WHAT IS ASKED –
Repeat the listing in full, word for word.

[Start of MATERIAL SHOWN]

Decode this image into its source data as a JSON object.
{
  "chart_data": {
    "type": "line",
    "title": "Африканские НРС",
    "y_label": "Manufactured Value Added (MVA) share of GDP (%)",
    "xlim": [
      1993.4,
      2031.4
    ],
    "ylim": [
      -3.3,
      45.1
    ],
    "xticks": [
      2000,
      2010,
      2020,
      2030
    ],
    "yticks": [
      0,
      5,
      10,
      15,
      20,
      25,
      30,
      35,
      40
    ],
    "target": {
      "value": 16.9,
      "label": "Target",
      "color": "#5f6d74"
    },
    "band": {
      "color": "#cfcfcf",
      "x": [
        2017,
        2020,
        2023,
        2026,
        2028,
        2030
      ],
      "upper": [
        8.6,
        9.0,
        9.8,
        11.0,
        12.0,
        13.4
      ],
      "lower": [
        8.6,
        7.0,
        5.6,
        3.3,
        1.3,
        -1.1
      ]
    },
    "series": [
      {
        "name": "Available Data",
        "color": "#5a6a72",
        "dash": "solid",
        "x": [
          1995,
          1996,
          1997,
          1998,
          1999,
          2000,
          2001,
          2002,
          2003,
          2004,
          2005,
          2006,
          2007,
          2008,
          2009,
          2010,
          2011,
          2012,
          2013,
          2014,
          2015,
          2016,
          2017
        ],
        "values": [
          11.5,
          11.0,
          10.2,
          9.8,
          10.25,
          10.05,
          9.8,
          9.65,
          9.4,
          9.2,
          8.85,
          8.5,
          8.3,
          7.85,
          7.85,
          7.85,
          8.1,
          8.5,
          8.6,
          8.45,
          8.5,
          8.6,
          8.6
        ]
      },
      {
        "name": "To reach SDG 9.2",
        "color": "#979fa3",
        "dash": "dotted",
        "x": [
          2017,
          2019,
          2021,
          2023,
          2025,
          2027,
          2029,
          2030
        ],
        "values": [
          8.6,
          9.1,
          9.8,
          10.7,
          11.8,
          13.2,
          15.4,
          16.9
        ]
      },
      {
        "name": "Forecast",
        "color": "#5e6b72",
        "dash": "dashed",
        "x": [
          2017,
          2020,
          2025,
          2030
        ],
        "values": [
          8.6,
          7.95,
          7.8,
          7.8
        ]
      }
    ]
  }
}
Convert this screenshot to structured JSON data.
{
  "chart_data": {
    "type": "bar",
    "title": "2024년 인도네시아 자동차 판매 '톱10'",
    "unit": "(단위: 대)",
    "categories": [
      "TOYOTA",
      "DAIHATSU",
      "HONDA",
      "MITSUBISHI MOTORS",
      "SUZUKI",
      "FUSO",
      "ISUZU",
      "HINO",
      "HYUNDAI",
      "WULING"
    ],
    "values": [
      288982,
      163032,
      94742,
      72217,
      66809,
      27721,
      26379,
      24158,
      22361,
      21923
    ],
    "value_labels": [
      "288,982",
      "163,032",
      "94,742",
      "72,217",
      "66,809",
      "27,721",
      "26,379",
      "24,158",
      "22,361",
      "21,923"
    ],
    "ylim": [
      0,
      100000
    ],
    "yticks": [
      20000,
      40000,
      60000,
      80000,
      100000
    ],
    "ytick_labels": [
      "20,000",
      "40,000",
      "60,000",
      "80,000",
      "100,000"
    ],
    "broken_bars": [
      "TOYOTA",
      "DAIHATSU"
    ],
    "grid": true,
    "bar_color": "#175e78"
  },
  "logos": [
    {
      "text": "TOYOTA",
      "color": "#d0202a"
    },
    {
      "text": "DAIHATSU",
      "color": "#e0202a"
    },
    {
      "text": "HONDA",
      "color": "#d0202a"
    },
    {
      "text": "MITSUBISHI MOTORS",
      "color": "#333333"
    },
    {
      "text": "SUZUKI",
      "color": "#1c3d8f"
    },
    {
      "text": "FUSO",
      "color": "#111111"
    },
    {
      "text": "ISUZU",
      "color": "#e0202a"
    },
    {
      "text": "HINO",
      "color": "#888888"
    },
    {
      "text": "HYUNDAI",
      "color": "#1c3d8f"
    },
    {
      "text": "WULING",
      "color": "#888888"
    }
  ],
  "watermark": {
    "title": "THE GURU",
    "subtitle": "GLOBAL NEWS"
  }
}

[End of MATERIAL SHOWN]

WRITTEN RESPONSE –
Decode this image into its source data as a JSON object.
{
  "chart_data": {
    "type": "line",
    "title": "Африканские НРС",
    "y_label": "Manufactured Value Added (MVA) share of GDP (%)",
    "xlim": [
      1993.4,
      2031.4
    ],
    "ylim": [
      -3.3,
      45.1
    ],
    "xticks": [
      2000,
      2010,
      2020,
      2030
    ],
    "yticks": [
      0,
      5,
      10,
      15,
      20,
      25,
      30,
      35,
      40
    ],
    "target": {
      "value": 16.9,
      "label": "Target",
      "color": "#5f6d74"
    },
    "band": {
      "color": "#cfcfcf",
      "x": [
        2017,
        2020,
        2023,
        2026,
        2028,
        2030
      ],
      "upper": [
        8.6,
        9.0,
        9.8,
        11.0,
        12.0,
        13.4
      ],
      "lower": [
        8.6,
        7.0,
        5.6,
        3.3,
        1.3,
        -1.1
      ]
    },
    "series": [
      {
        "name": "Available Data",
        "color": "#5a6a72",
        "dash": "solid",
        "x": [
          1995,
          1996,
          1997,
          1998,
          1999,
          2000,
          2001,
          2002,
          2003,
          2004,
          2005,
          2006,
          2007,
          2008,
          2009,
          2010,
          2011,
          2012,
          2013,
          2014,
          2015,
          2016,
          2017
        ],
        "values": [
          11.5,
          11.0,
          10.2,
          9.8,
          10.25,
          10.05,
          9.8,
          9.65,
          9.4,
          9.2,
          8.85,
          8.5,
          8.3,
          7.85,
          7.85,
          7.85,
          8.1,
          8.5,
          8.6,
          8.45,
          8.5,
          8.6,
          8.6
        ]
      },
      {
        "name": "To reach SDG 9.2",
        "color": "#979fa3",
        "dash": "dotted",
        "x": [
          2017,
          2019,
          2021,
          2023,
          2025,
          2027,
          2029,
          2030
        ],
        "values": [
          8.6,
          9.1,
          9.8,
          10.7,
          11.8,
          13.2,
          15.4,
          16.9
        ]
      },
      {
        "name": "Forecast",
        "color": "#5e6b72",
        "dash": "dashed",
        "x": [
          2017,
          2020,
          2025,
          2030
        ],
        "values": [
          8.6,
          7.95,
          7.8,
          7.8
        ]
      }
    ]
  }
}
Convert this screenshot to structured JSON data.
{
  "chart_data": {
    "type": "bar",
    "title": "2024년 인도네시아 자동차 판매 '톱10'",
    "unit": "(단위: 대)",
    "categories": [
      "TOYOTA",
      "DAIHATSU",
      "HONDA",
      "MITSUBISHI MOTORS",
      "SUZUKI",
      "FUSO",
      "ISUZU",
      "HINO",
      "HYUNDAI",
      "WULING"
    ],
    "values": [
      288982,
      163032,
      94742,
      72217,
      66809,
      27721,
      26379,
      24158,
      22361,
      21923
    ],
    "value_labels": [
      "288,982",
      "163,032",
      "94,742",
      "72,217",
      "66,809",
      "27,721",
      "26,379",
      "24,158",
      "22,361",
      "21,923"
    ],
    "ylim": [
      0,
      100000
    ],
    "yticks": [
      20000,
      40000,
      60000,
      80000,
      100000
    ],
    "ytick_labels": [
      "20,000",
      "40,000",
      "60,000",
      "80,000",
      "100,000"
    ],
    "broken_bars": [
      "TOYOTA",
      "DAIHATSU"
    ],
    "grid": true,
    "bar_color": "#175e78"
  },
  "logos": [
    {
      "text": "TOYOTA",
      "color": "#d0202a"
    },
    {
      "text": "DAIHATSU",
      "color": "#e0202a"
    },
    {
      "text": "HONDA",
      "color": "#d0202a"
    },
    {
      "text": "MITSUBISHI MOTORS",
      "color": "#333333"
    },
    {
      "text": "SUZUKI",
      "color": "#1c3d8f"
    },
    {
      "text": "FUSO",
      "color": "#111111"
    },
    {
      "text": "ISUZU",
      "color": "#e0202a"
    },
    {
      "text": "HINO",
      "color": "#888888"
    },
    {
      "text": "HYUNDAI",
      "color": "#1c3d8f"
    },
    {
      "text": "WULING",
      "color": "#888888"
    }
  ],
  "watermark": {
    "title": "THE GURU",
    "subtitle": "GLOBAL NEWS"
  }
}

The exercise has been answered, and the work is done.